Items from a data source
####

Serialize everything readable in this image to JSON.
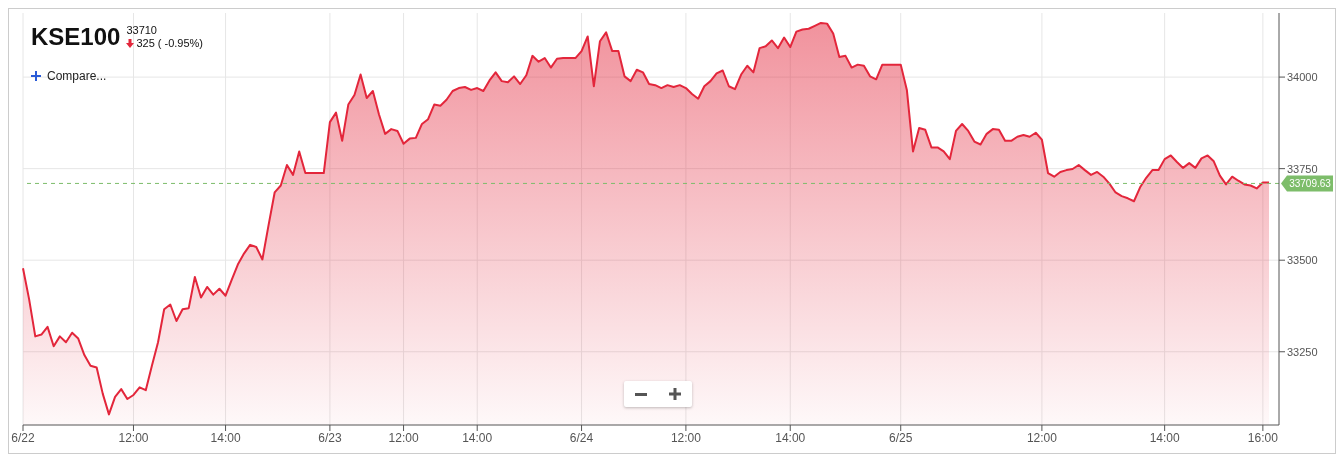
{
  "chart_data": {
    "type": "area",
    "title": "KSE100",
    "subtitle": "33710",
    "annotations": [
      "325 ( -0.95%)",
      "Compare..."
    ],
    "categories": [
      "6/22",
      null,
      null,
      null,
      null,
      null,
      null,
      null,
      null,
      null,
      null,
      null,
      null,
      null,
      null,
      null,
      null,
      null,
      "12:00",
      null,
      null,
      null,
      null,
      null,
      null,
      null,
      null,
      null,
      null,
      null,
      null,
      null,
      null,
      "14:00",
      null,
      null,
      null,
      null,
      null,
      null,
      null,
      null,
      null,
      null,
      null,
      null,
      null,
      null,
      null,
      null,
      "6/23",
      null,
      null,
      null,
      null,
      null,
      null,
      null,
      null,
      null,
      null,
      null,
      "12:00",
      null,
      null,
      null,
      null,
      null,
      null,
      null,
      null,
      null,
      null,
      null,
      "14:00",
      null,
      null,
      null,
      null,
      null,
      null,
      null,
      null,
      null,
      null,
      null,
      null,
      null,
      null,
      null,
      null,
      "6/24",
      null,
      null,
      null,
      null,
      null,
      null,
      null,
      null,
      null,
      null,
      null,
      null,
      null,
      null,
      null,
      null,
      "12:00",
      null,
      null,
      null,
      null,
      null,
      null,
      null,
      null,
      null,
      null,
      null,
      null,
      null,
      null,
      null,
      null,
      "14:00",
      null,
      null,
      null,
      null,
      null,
      null,
      null,
      null,
      null,
      null,
      null,
      null,
      null,
      null,
      null,
      null,
      null,
      "6/25",
      null,
      null,
      null,
      null,
      null,
      null,
      null,
      null,
      null,
      null,
      null,
      null,
      null,
      null,
      null,
      null,
      null,
      null,
      null,
      null,
      null,
      null,
      "12:00",
      null,
      null,
      null,
      null,
      null,
      null,
      null,
      null,
      null,
      null,
      null,
      null,
      null,
      null,
      null,
      null,
      null,
      null,
      null,
      "14:00",
      null,
      null,
      null,
      null,
      null,
      null,
      null,
      null,
      null,
      null,
      null,
      null,
      null,
      null,
      null,
      "16:00",
      null
    ],
    "series": [
      {
        "color": "#e3263b",
        "values": [
          33478,
          33393,
          33292,
          33297,
          33318,
          33265,
          33292,
          33276,
          33302,
          33286,
          33241,
          33212,
          33207,
          33135,
          33079,
          33127,
          33148,
          33121,
          33132,
          33153,
          33145,
          33212,
          33276,
          33366,
          33379,
          33334,
          33366,
          33369,
          33454,
          33398,
          33427,
          33406,
          33422,
          33403,
          33446,
          33488,
          33518,
          33542,
          33536,
          33502,
          33595,
          33685,
          33704,
          33760,
          33733,
          33797,
          33738,
          33738,
          33738,
          33738,
          33877,
          33903,
          33826,
          33925,
          33951,
          34007,
          33943,
          33962,
          33898,
          33845,
          33858,
          33853,
          33818,
          33832,
          33834,
          33872,
          33885,
          33925,
          33922,
          33938,
          33962,
          33970,
          33973,
          33965,
          33970,
          33962,
          33991,
          34013,
          33989,
          33986,
          34002,
          33981,
          34005,
          34058,
          34042,
          34052,
          34026,
          34050,
          34052,
          34052,
          34052,
          34071,
          34111,
          33975,
          34098,
          34122,
          34071,
          34071,
          34002,
          33989,
          34020,
          34013,
          33981,
          33978,
          33970,
          33978,
          33973,
          33978,
          33970,
          33954,
          33941,
          33975,
          33989,
          34010,
          34018,
          33975,
          33967,
          34007,
          34031,
          34013,
          34079,
          34084,
          34100,
          34079,
          34108,
          34082,
          34124,
          34130,
          34132,
          34140,
          34148,
          34146,
          34119,
          34055,
          34058,
          34026,
          34034,
          34031,
          34002,
          33994,
          34034,
          34034,
          34034,
          34034,
          33965,
          33797,
          33861,
          33856,
          33808,
          33808,
          33797,
          33776,
          33853,
          33872,
          33853,
          33824,
          33816,
          33845,
          33858,
          33856,
          33826,
          33826,
          33837,
          33842,
          33837,
          33848,
          33829,
          33738,
          33728,
          33741,
          33746,
          33749,
          33760,
          33746,
          33733,
          33741,
          33728,
          33709,
          33685,
          33675,
          33669,
          33661,
          33699,
          33725,
          33746,
          33746,
          33776,
          33786,
          33768,
          33752,
          33765,
          33752,
          33778,
          33786,
          33770,
          33731,
          33707,
          33728,
          33717,
          33707,
          33704,
          33696,
          33712,
          33712
        ]
      }
    ],
    "ylim": [
      33050,
      34175
    ],
    "yticks": [
      33250,
      33500,
      33750,
      34000
    ],
    "grid": true,
    "ref_lines": [
      {
        "axis": "y",
        "value": 33709.63,
        "label": "33709.63",
        "color": "#7dbd6a",
        "line_style": "dashed"
      }
    ]
  }
}
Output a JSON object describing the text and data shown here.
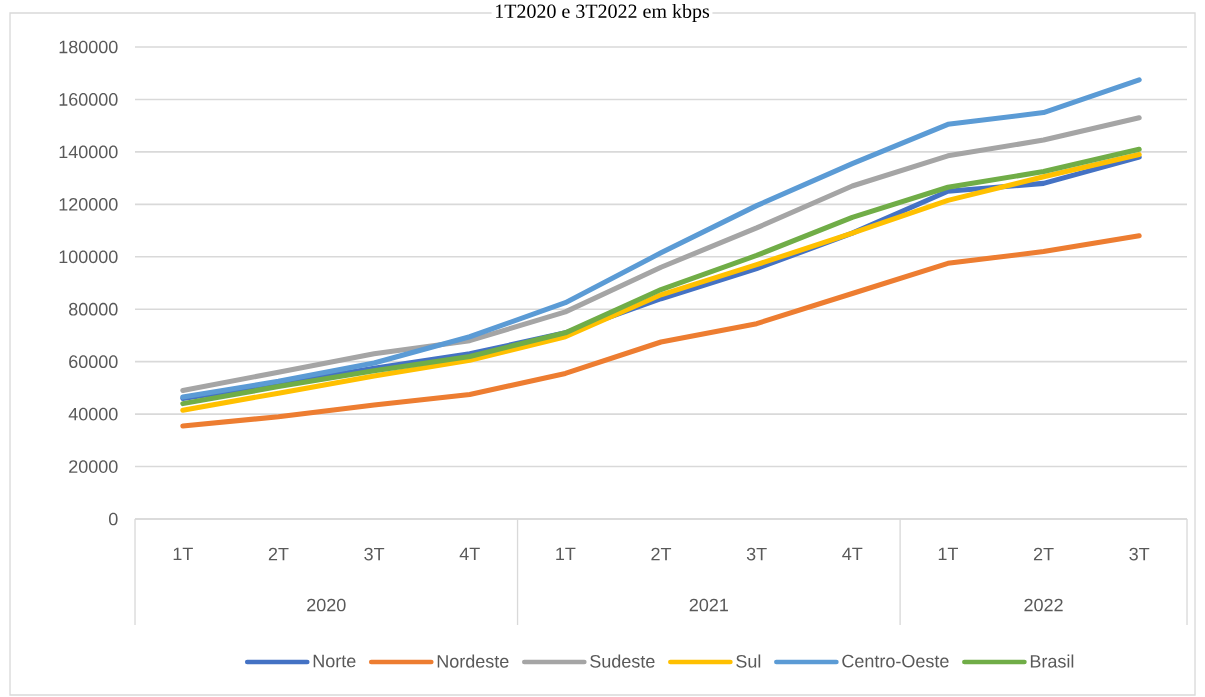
{
  "chart_data": {
    "type": "line",
    "title": "1T2020 e 3T2022 em kbps",
    "categories": [
      "1T",
      "2T",
      "3T",
      "4T",
      "1T",
      "2T",
      "3T",
      "4T",
      "1T",
      "2T",
      "3T"
    ],
    "annotations": [
      "2020",
      "2021",
      "2022"
    ],
    "series": [
      {
        "name": "Norte",
        "color": "#4472c4",
        "values": [
          46000,
          51500,
          57500,
          63000,
          71000,
          84000,
          95500,
          109000,
          125000,
          128000,
          138000
        ]
      },
      {
        "name": "Nordeste",
        "color": "#ed7d31",
        "values": [
          35500,
          39000,
          43500,
          47500,
          55500,
          67500,
          74500,
          86000,
          97500,
          102000,
          108000
        ]
      },
      {
        "name": "Sudeste",
        "color": "#a5a5a5",
        "values": [
          49000,
          56000,
          63000,
          68000,
          79000,
          96000,
          111000,
          127000,
          138500,
          144500,
          153000
        ]
      },
      {
        "name": "Sul",
        "color": "#ffc000",
        "values": [
          41500,
          48000,
          54500,
          60500,
          69500,
          85500,
          97000,
          109000,
          121500,
          130500,
          139000
        ]
      },
      {
        "name": "Centro-Oeste",
        "color": "#5b9bd5",
        "values": [
          46500,
          52500,
          59500,
          69500,
          82500,
          101500,
          119500,
          135500,
          150500,
          155000,
          167500
        ]
      },
      {
        "name": "Brasil",
        "color": "#70ad47",
        "values": [
          44000,
          50500,
          56500,
          62000,
          71000,
          87500,
          100500,
          115000,
          126500,
          132500,
          141000
        ]
      }
    ],
    "ylim": [
      0,
      180000
    ],
    "yticks": [
      0,
      20000,
      40000,
      60000,
      80000,
      100000,
      120000,
      140000,
      160000,
      180000
    ],
    "grid": "y",
    "legend": "bottom"
  }
}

####

Provide the count, and nothing else, of lines in the data above where the word "color" occurs.

8